## Given records
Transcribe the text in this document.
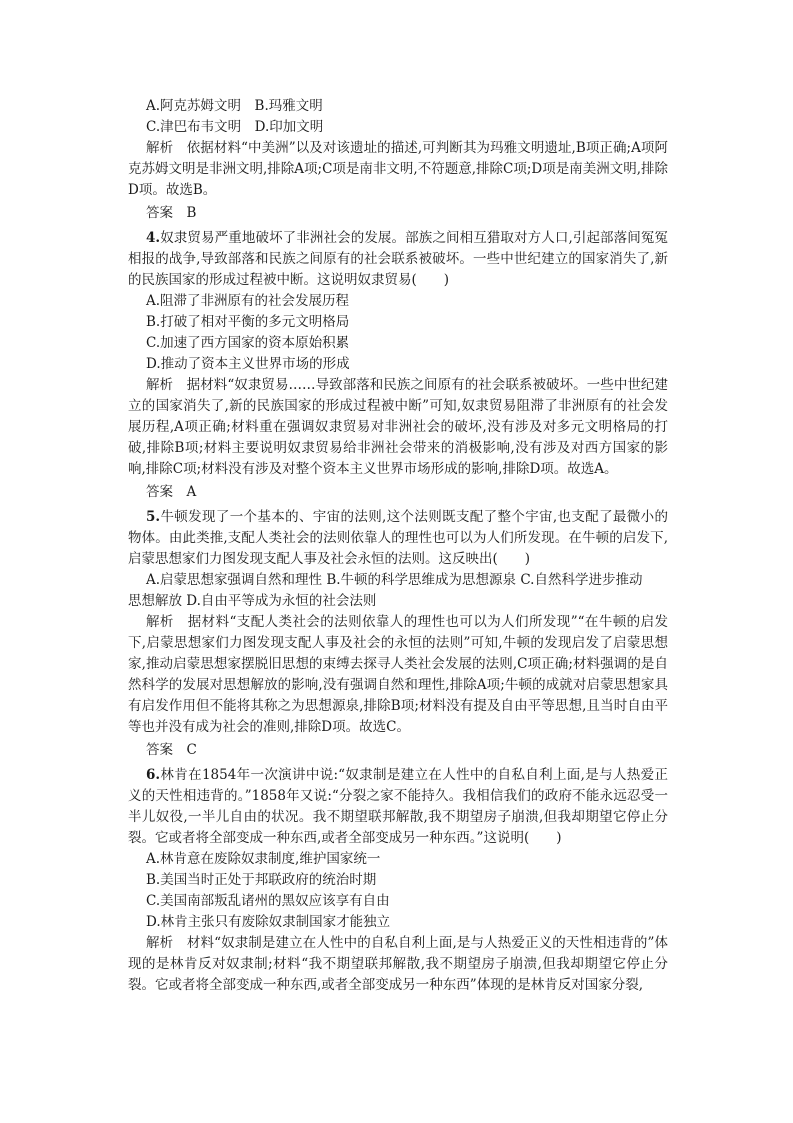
A.阿克苏姆文明　B.玛雅文明

C.津巴布韦文明　D.印加文明

解析　依据材料“中美洲”以及对该遗址的描述,可判断其为玛雅文明遗址,B项正确;A项阿克苏姆文明是非洲文明,排除A项;C项是南非文明,不符题意,排除C项;D项是南美洲文明,排除D项。故选B。

答案　B

4.奴隶贸易严重地破坏了非洲社会的发展。部族之间相互猎取对方人口,引起部落间冤冤相报的战争,导致部落和民族之间原有的社会联系被破坏。一些中世纪建立的国家消失了,新的民族国家的形成过程被中断。这说明奴隶贸易(　　)

A.阻滞了非洲原有的社会发展历程

B.打破了相对平衡的多元文明格局

C.加速了西方国家的资本原始积累

D.推动了资本主义世界市场的形成

解析　据材料“奴隶贸易……导致部落和民族之间原有的社会联系被破坏。一些中世纪建立的国家消失了,新的民族国家的形成过程被中断”可知,奴隶贸易阻滞了非洲原有的社会发展历程,A项正确;材料重在强调奴隶贸易对非洲社会的破坏,没有涉及对多元文明格局的打破,排除B项;材料主要说明奴隶贸易给非洲社会带来的消极影响,没有涉及对西方国家的影响,排除C项;材料没有涉及对整个资本主义世界市场形成的影响,排除D项。故选A。

答案　A

5.牛顿发现了一个基本的、宇宙的法则,这个法则既支配了整个宇宙,也支配了最微小的物体。由此类推,支配人类社会的法则依靠人的理性也可以为人们所发现。在牛顿的启发下,启蒙思想家们力图发现支配人事及社会永恒的法则。这反映出(　　)

A.启蒙思想家强调自然和理性 B.牛顿的科学思维成为思想源泉 C.自然科学进步推动

思想解放 D.自由平等成为永恒的社会法则

解析　据材料“支配人类社会的法则依靠人的理性也可以为人们所发现”“在牛顿的启发下,启蒙思想家们力图发现支配人事及社会的永恒的法则”可知,牛顿的发现启发了启蒙思想家,推动启蒙思想家摆脱旧思想的束缚去探寻人类社会发展的法则,C项正确;材料强调的是自然科学的发展对思想解放的影响,没有强调自然和理性,排除A项;牛顿的成就对启蒙思想家具有启发作用但不能将其称之为思想源泉,排除B项;材料没有提及自由平等思想,且当时自由平等也并没有成为社会的准则,排除D项。故选C。

答案　C

6.林肯在1854年一次演讲中说:“奴隶制是建立在人性中的自私自利上面,是与人热爱正义的天性相违背的。”1858年又说:“分裂之家不能持久。我相信我们的政府不能永远忍受一半儿奴役,一半儿自由的状况。我不期望联邦解散,我不期望房子崩溃,但我却期望它停止分裂。它或者将全部变成一种东西,或者全部变成另一种东西。”这说明(　　)

A.林肯意在废除奴隶制度,维护国家统一

B.美国当时正处于邦联政府的统治时期

C.美国南部叛乱诸州的黑奴应该享有自由

D.林肯主张只有废除奴隶制国家才能独立

解析　材料“奴隶制是建立在人性中的自私自利上面,是与人热爱正义的天性相违背的”体现的是林肯反对奴隶制;材料“我不期望联邦解散,我不期望房子崩溃,但我却期望它停止分裂。它或者将全部变成一种东西,或者全部变成另一种东西”体现的是林肯反对国家分裂,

## Requirements
Pull out all lines from the entries above in which the word "我不期望房子崩溃" appears.

## Exercise output
6.林肯在1854年一次演讲中说:“奴隶制是建立在人性中的自私自利上面,是与人热爱正义的天性相违背的。”1858年又说:“分裂之家不能持久。我相信我们的政府不能永远忍受一半儿奴役,一半儿自由的状况。我不期望联邦解散,我不期望房子崩溃,但我却期望它停止分裂。它或者将全部变成一种东西,或者全部变成另一种东西。”这说明(　　)
解析　材料“奴隶制是建立在人性中的自私自利上面,是与人热爱正义的天性相违背的”体现的是林肯反对奴隶制;材料“我不期望联邦解散,我不期望房子崩溃,但我却期望它停止分裂。它或者将全部变成一种东西,或者全部变成另一种东西”体现的是林肯反对国家分裂,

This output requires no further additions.